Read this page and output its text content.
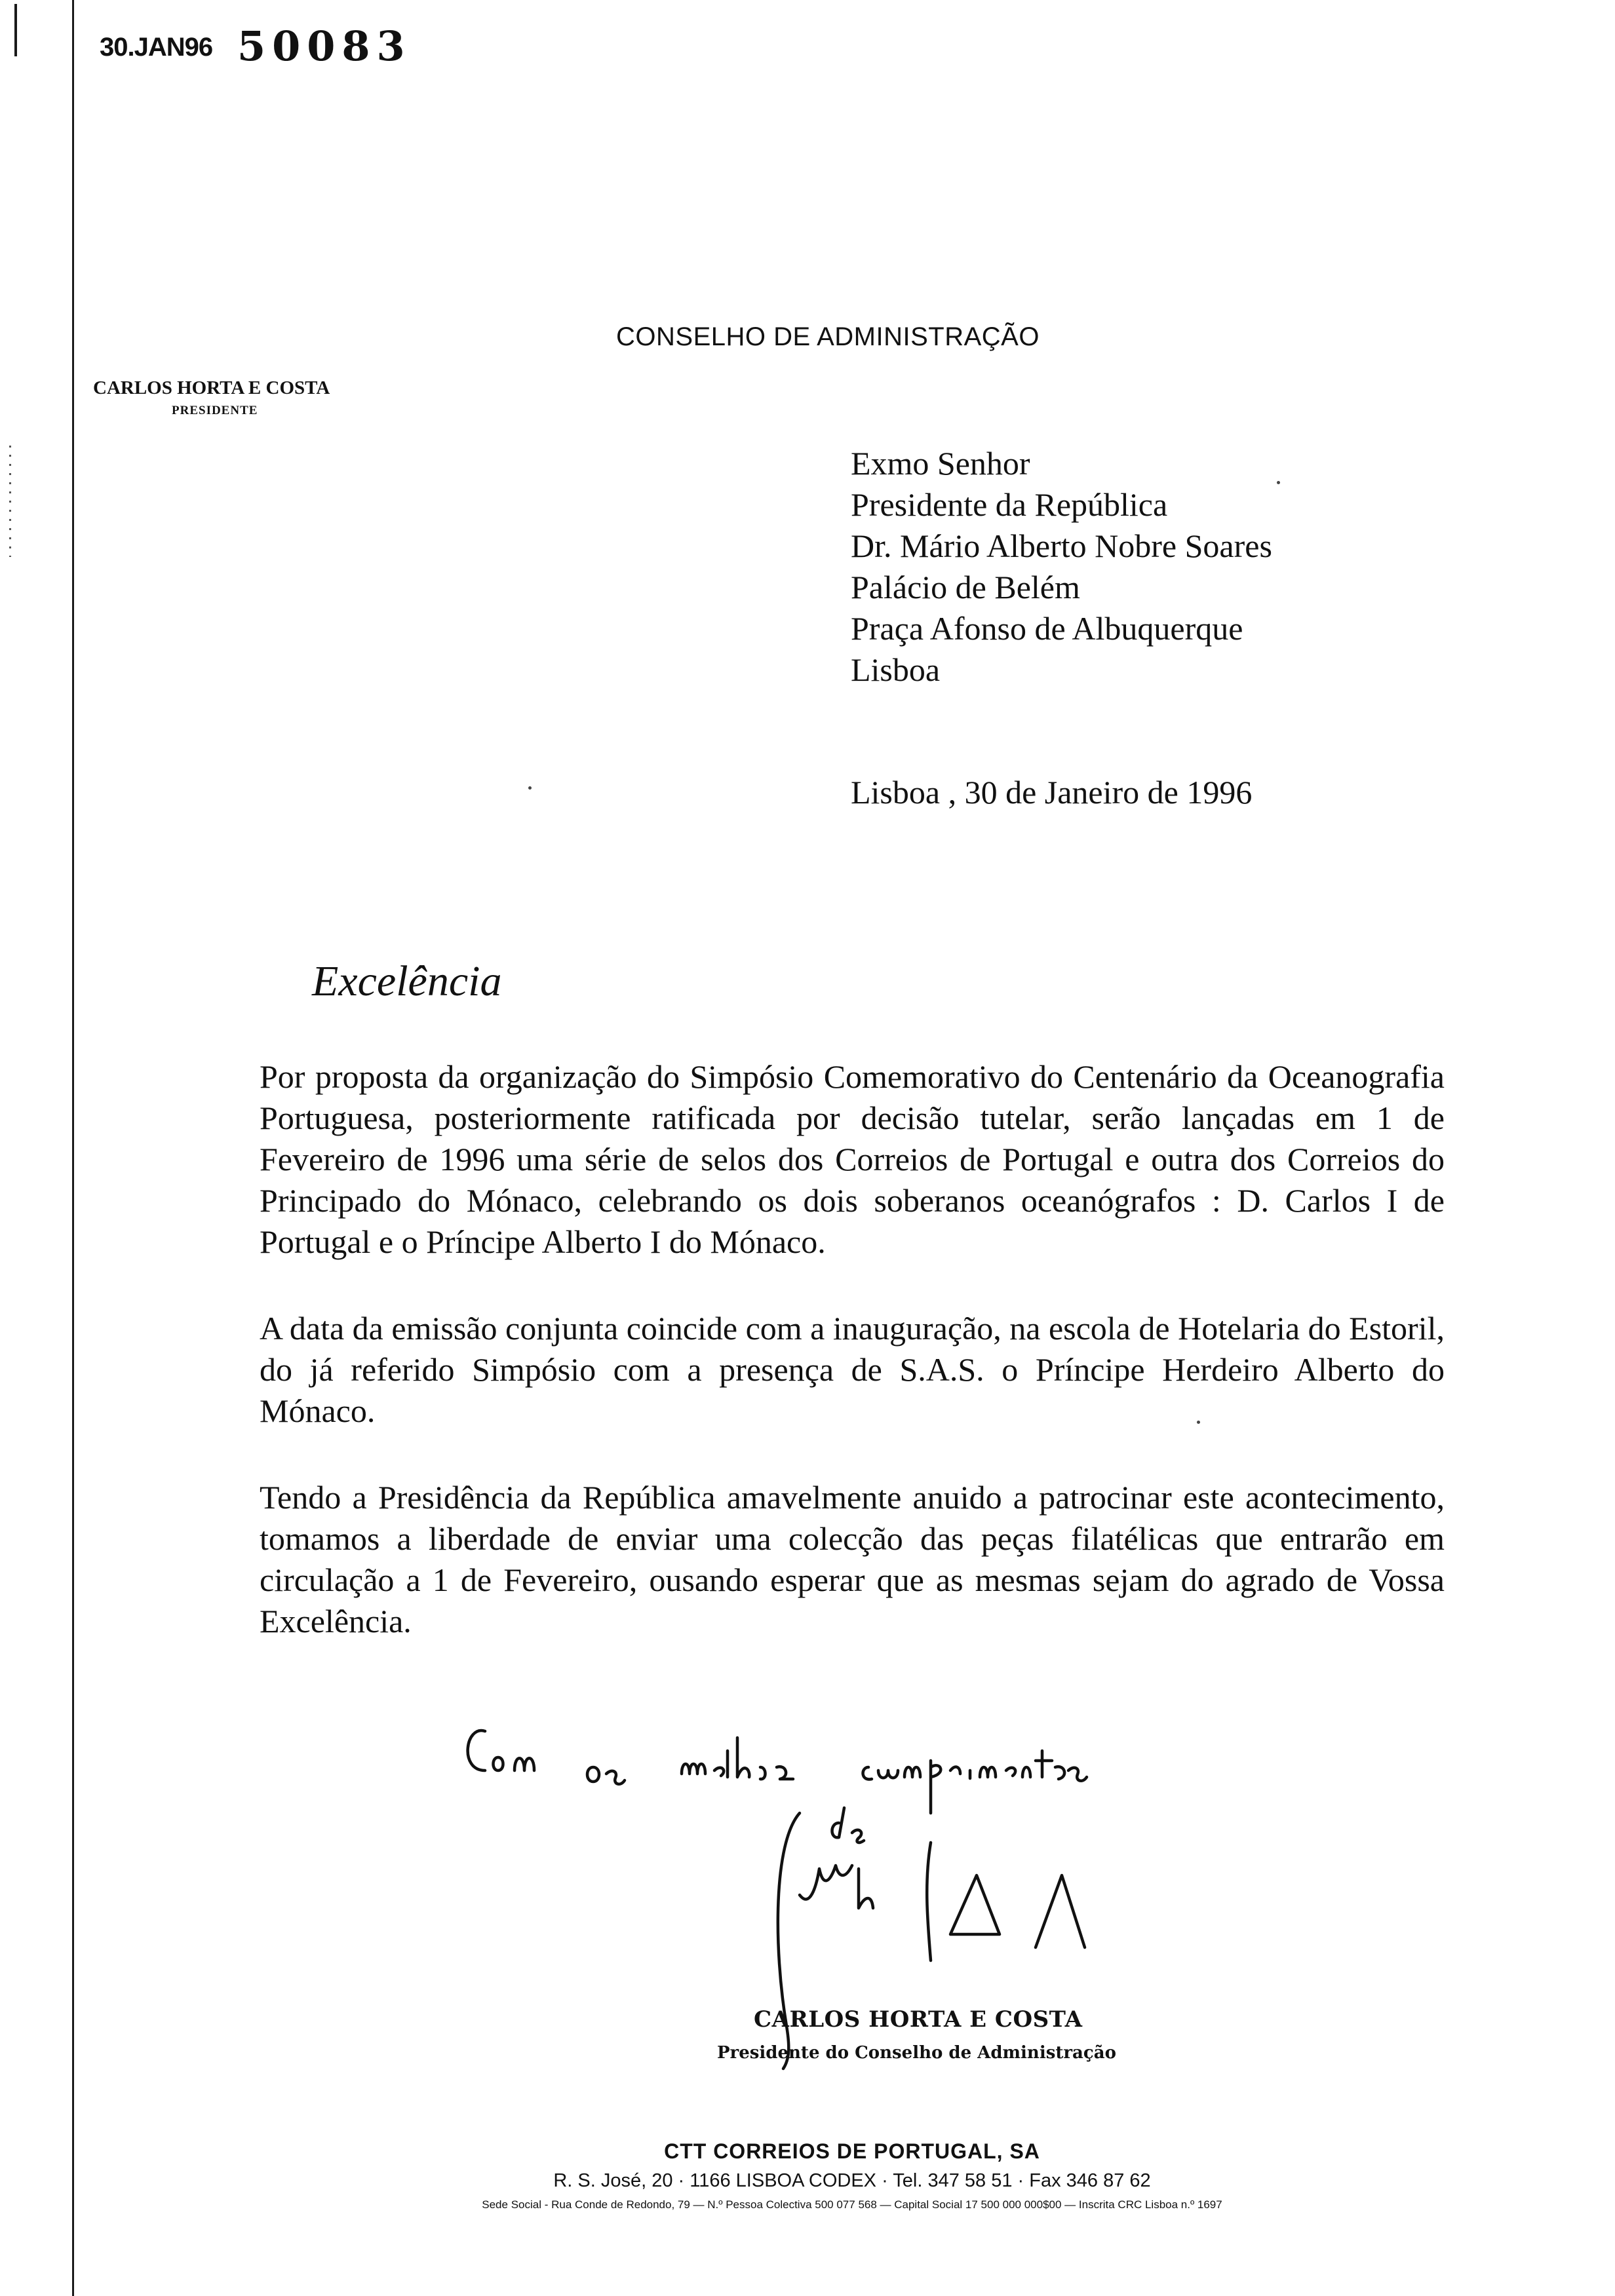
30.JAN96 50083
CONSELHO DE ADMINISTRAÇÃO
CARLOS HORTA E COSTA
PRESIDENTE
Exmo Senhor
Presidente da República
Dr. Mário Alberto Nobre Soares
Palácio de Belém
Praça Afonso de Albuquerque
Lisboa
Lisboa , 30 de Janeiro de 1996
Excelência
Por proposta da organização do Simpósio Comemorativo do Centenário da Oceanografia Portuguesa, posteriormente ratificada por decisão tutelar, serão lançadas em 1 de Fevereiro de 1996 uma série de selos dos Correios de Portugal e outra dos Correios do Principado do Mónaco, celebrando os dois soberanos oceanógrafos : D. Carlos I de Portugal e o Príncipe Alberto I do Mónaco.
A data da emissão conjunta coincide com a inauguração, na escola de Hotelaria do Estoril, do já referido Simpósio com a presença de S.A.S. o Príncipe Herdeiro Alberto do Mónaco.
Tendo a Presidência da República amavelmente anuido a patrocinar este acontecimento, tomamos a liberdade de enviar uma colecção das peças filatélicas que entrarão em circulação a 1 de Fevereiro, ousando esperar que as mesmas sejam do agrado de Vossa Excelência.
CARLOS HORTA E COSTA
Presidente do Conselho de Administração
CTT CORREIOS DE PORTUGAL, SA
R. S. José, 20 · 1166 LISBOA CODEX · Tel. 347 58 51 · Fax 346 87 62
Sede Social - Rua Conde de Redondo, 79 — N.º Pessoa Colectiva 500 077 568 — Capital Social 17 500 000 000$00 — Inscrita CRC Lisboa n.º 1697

· · ·

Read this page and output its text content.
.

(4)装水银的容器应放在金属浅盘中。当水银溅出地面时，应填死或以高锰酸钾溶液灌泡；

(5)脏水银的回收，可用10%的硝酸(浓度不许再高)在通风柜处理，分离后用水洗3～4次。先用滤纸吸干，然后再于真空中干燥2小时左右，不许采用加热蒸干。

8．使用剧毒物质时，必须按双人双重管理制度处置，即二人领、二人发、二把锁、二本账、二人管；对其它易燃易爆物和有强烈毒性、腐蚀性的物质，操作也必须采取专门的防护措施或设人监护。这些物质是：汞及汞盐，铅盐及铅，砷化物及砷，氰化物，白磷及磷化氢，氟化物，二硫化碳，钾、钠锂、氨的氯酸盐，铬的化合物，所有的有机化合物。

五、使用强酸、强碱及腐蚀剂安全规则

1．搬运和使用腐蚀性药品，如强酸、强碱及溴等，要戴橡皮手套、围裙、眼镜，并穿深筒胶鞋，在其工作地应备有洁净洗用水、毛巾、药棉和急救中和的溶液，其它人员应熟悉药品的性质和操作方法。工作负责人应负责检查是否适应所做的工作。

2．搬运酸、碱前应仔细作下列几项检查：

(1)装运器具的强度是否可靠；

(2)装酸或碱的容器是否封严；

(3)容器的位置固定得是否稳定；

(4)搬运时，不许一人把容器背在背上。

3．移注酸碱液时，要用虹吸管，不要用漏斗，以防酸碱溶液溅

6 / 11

· · ·

TASK DIRECTIONS:
Scan the data for the word "Mónaco" and copy every line where it shows up.

TASK RESPONSE:
Por proposta da organização do Simpósio Comemorativo do Centenário da Oceanografia Portuguesa, posteriormente ratificada por decisão tutelar, serão lançadas em 1 de Fevereiro de 1996 uma série de selos dos Correios de Portugal e outra dos Correios do Principado do Mónaco, celebrando os dois soberanos oceanógrafos : D. Carlos I de Portugal e o Príncipe Alberto I do Mónaco.
A data da emissão conjunta coincide com a inauguração, na escola de Hotelaria do Estoril, do já referido Simpósio com a presença de S.A.S. o Príncipe Herdeiro Alberto do Mónaco.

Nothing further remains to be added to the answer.